◆ Work to be completed: Retype the records below word for word and omit any image.

◆ Information provided:

::::::::

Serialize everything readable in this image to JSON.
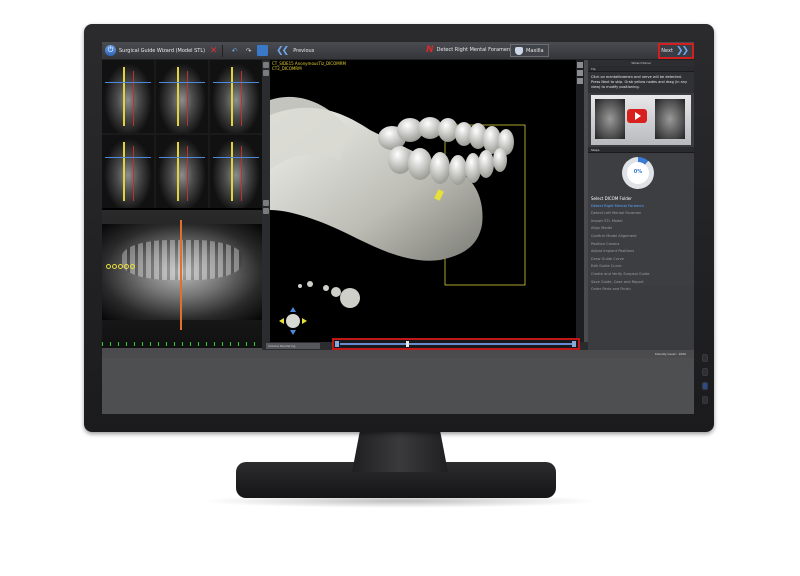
{
  "toolbar": {
    "wizard_title": "Surgical Guide Wizard (Model STL)",
    "previous_label": "Previous",
    "detect_label": "Detect Right Mental Foramen",
    "maxilla_label": "Maxilla",
    "next_label": "Next"
  },
  "view3d": {
    "label_line1": "CT_SIDE15 AnonymousTiz_DICOMRM",
    "label_line2": "CT2_DICOMRM"
  },
  "bottom_bar": {
    "render_mode": "Volume Rendering"
  },
  "right_panel": {
    "header": "Wizard Panel",
    "tip_section": "Tip",
    "tip_text": "Click on mentalforamen and nerve will be detected. Press Next to skip. Grab yellow nodes and drag (in any view) to modify positioning.",
    "steps_section": "Steps",
    "progress_text": "0%",
    "progress_value": 0.11,
    "steps": [
      "Select DICOM Folder",
      "Detect Right Mental Foramen",
      "Detect Left Mental Foramen",
      "Import STL Model",
      "Align Model",
      "Confirm Model Alignment",
      "Position Crowns",
      "Adjust Implant Positions",
      "Draw Guide Curve",
      "Edit Guide Curve",
      "Create and Verify Surgical Guide",
      "Save Guide, Case and Report",
      "Order Parts and Finish"
    ]
  },
  "footer": {
    "density_text": "Density Level : 1000"
  },
  "colors": {
    "accent_blue": "#5aa2ff",
    "highlight_red": "#d22020",
    "guide_yellow": "#e2d33c"
  }
}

::::::::

◆ Worked answer:
Serialize everything readable in this image to JSON.
{
  "toolbar": {
    "wizard_title": "Surgical Guide Wizard (Model STL)",
    "previous_label": "Previous",
    "detect_label": "Detect Right Mental Foramen",
    "maxilla_label": "Maxilla",
    "next_label": "Next"
  },
  "view3d": {
    "label_line1": "CT_SIDE15 AnonymousTiz_DICOMRM",
    "label_line2": "CT2_DICOMRM"
  },
  "bottom_bar": {
    "render_mode": "Volume Rendering"
  },
  "right_panel": {
    "header": "Wizard Panel",
    "tip_section": "Tip",
    "tip_text": "Click on mentalforamen and nerve will be detected. Press Next to skip. Grab yellow nodes and drag (in any view) to modify positioning.",
    "steps_section": "Steps",
    "progress_text": "0%",
    "progress_value": 0.11,
    "steps": [
      "Select DICOM Folder",
      "Detect Right Mental Foramen",
      "Detect Left Mental Foramen",
      "Import STL Model",
      "Align Model",
      "Confirm Model Alignment",
      "Position Crowns",
      "Adjust Implant Positions",
      "Draw Guide Curve",
      "Edit Guide Curve",
      "Create and Verify Surgical Guide",
      "Save Guide, Case and Report",
      "Order Parts and Finish"
    ]
  },
  "footer": {
    "density_text": "Density Level : 1000"
  },
  "colors": {
    "accent_blue": "#5aa2ff",
    "highlight_red": "#d22020",
    "guide_yellow": "#e2d33c"
  }
}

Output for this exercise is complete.